ENTRIES SUPPLIED.
· · ·

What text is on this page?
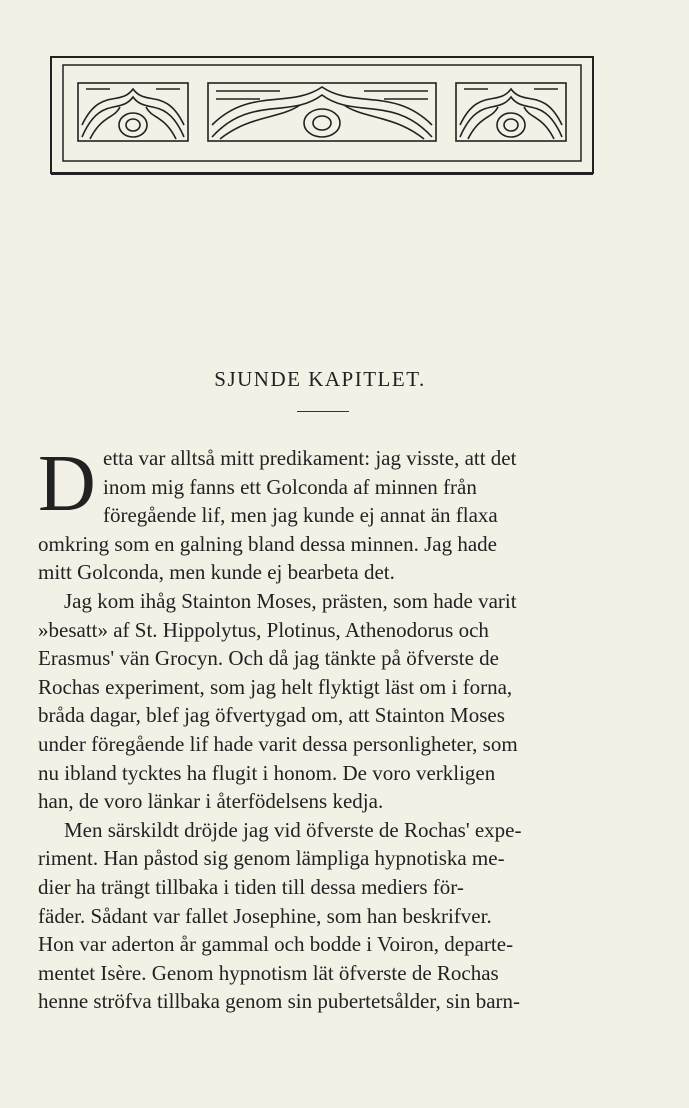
SJUNDE KAPITLET.
D etta var alltså mitt predikament: jag visste, att det
inom mig fanns ett Golconda af minnen från
föregående lif, men jag kunde ej annat än flaxa
omkring som en galning bland dessa minnen. Jag hade
mitt Golconda, men kunde ej bearbeta det.
Jag kom ihåg Stainton Moses, prästen, som hade varit
»besatt» af St. Hippolytus, Plotinus, Athenodorus och
Erasmus' vän Grocyn. Och då jag tänkte på öfverste de
Rochas experiment, som jag helt flyktigt läst om i forna,
bråda dagar, blef jag öfvertygad om, att Stainton Moses
under föregående lif hade varit dessa personligheter, som
nu ibland tycktes ha flugit i honom. De voro verkligen
han, de voro länkar i återfödelsens kedja.
Men särskildt dröjde jag vid öfverste de Rochas' expe-
riment. Han påstod sig genom lämpliga hypnotiska me-
dier ha trängt tillbaka i tiden till dessa mediers för-
fäder. Sådant var fallet Josephine, som han beskrifver.
Hon var aderton år gammal och bodde i Voiron, departe-
mentet Isère. Genom hypnotism lät öfverste de Rochas
henne ströfva tillbaka genom sin pubertetsålder, sin barn-
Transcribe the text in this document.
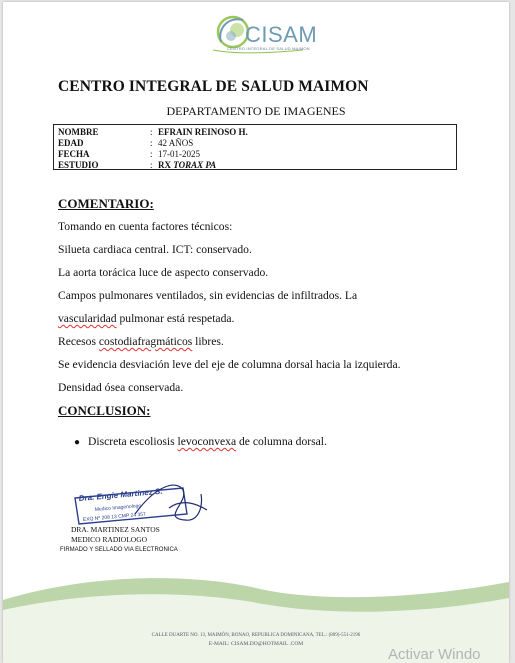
CISAM
CENTRO INTEGRAL DE SALUD MAIMON
CENTRO INTEGRAL DE SALUD MAIMON
DEPARTAMENTO DE IMAGENES
NOMBRE	: EFRAIN REINOSO H.
EDAD	: 42 AÑOS
FECHA	: 17-01-2025
ESTUDIO	: RX TORAX PA
COMENTARIO:
Tomando en cuenta factores técnicos:
Silueta cardiaca central. ICT: conservado.
La aorta torácica luce de aspecto conservado.
Campos pulmonares ventilados, sin evidencias de infiltrados. La
vascularidad pulmonar está respetada.
Recesos costodiafragmáticos libres.
Se evidencia desviación leve del eje de columna dorsal hacia la izquierda.
Densidad ósea conservada.
CONCLUSION:
● Discreta escoliosis levoconvexa de columna dorsal.
Dra. Engie Martinez S.
Medico Imagenologo
EXQ Nº 208 13 CMP 24 357
DRA. MARTINEZ SANTOS
MEDICO RADIOLOGO
FIRMADO Y SELLADO VIA ELECTRONICA
CALLE DUARTE NO. 13, MAIMÓN, BONAO, REPUBLICA DOMINICANA, TEL.: (809)-551-2196
E-MAIL: CISAM.DO@HOTMAIL .COM
Activar Windo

· · ·

HOW TO COMPLETE THIS TASK.
Only the pictures are to be left out; all other material is to be output exactly.

SOLUTION.
What text is on this page?
SJUNDE KAPITLET.
D etta var alltså mitt predikament: jag visste, att det
inom mig fanns ett Golconda af minnen från
föregående lif, men jag kunde ej annat än flaxa
omkring som en galning bland dessa minnen. Jag hade
mitt Golconda, men kunde ej bearbeta det.
Jag kom ihåg Stainton Moses, prästen, som hade varit
»besatt» af St. Hippolytus, Plotinus, Athenodorus och
Erasmus' vän Grocyn. Och då jag tänkte på öfverste de
Rochas experiment, som jag helt flyktigt läst om i forna,
bråda dagar, blef jag öfvertygad om, att Stainton Moses
under föregående lif hade varit dessa personligheter, som
nu ibland tycktes ha flugit i honom. De voro verkligen
han, de voro länkar i återfödelsens kedja.
Men särskildt dröjde jag vid öfverste de Rochas' expe-
riment. Han påstod sig genom lämpliga hypnotiska me-
dier ha trängt tillbaka i tiden till dessa mediers för-
fäder. Sådant var fallet Josephine, som han beskrifver.
Hon var aderton år gammal och bodde i Voiron, departe-
mentet Isère. Genom hypnotism lät öfverste de Rochas
henne ströfva tillbaka genom sin pubertetsålder, sin barn-
Transcribe the text in this document.
CISAM
CENTRO INTEGRAL DE SALUD MAIMON
CENTRO INTEGRAL DE SALUD MAIMON
DEPARTAMENTO DE IMAGENES
NOMBRE	: EFRAIN REINOSO H.
EDAD	: 42 AÑOS
FECHA	: 17-01-2025
ESTUDIO	: RX TORAX PA
COMENTARIO:
Tomando en cuenta factores técnicos:
Silueta cardiaca central. ICT: conservado.
La aorta torácica luce de aspecto conservado.
Campos pulmonares ventilados, sin evidencias de infiltrados. La
vascularidad pulmonar está respetada.
Recesos costodiafragmáticos libres.
Se evidencia desviación leve del eje de columna dorsal hacia la izquierda.
Densidad ósea conservada.
CONCLUSION:
● Discreta escoliosis levoconvexa de columna dorsal.
Dra. Engie Martinez S.
Medico Imagenologo
EXQ Nº 208 13 CMP 24 357
DRA. MARTINEZ SANTOS
MEDICO RADIOLOGO
FIRMADO Y SELLADO VIA ELECTRONICA
CALLE DUARTE NO. 13, MAIMÓN, BONAO, REPUBLICA DOMINICANA, TEL.: (809)-551-2196
E-MAIL: CISAM.DO@HOTMAIL .COM
Activar Windo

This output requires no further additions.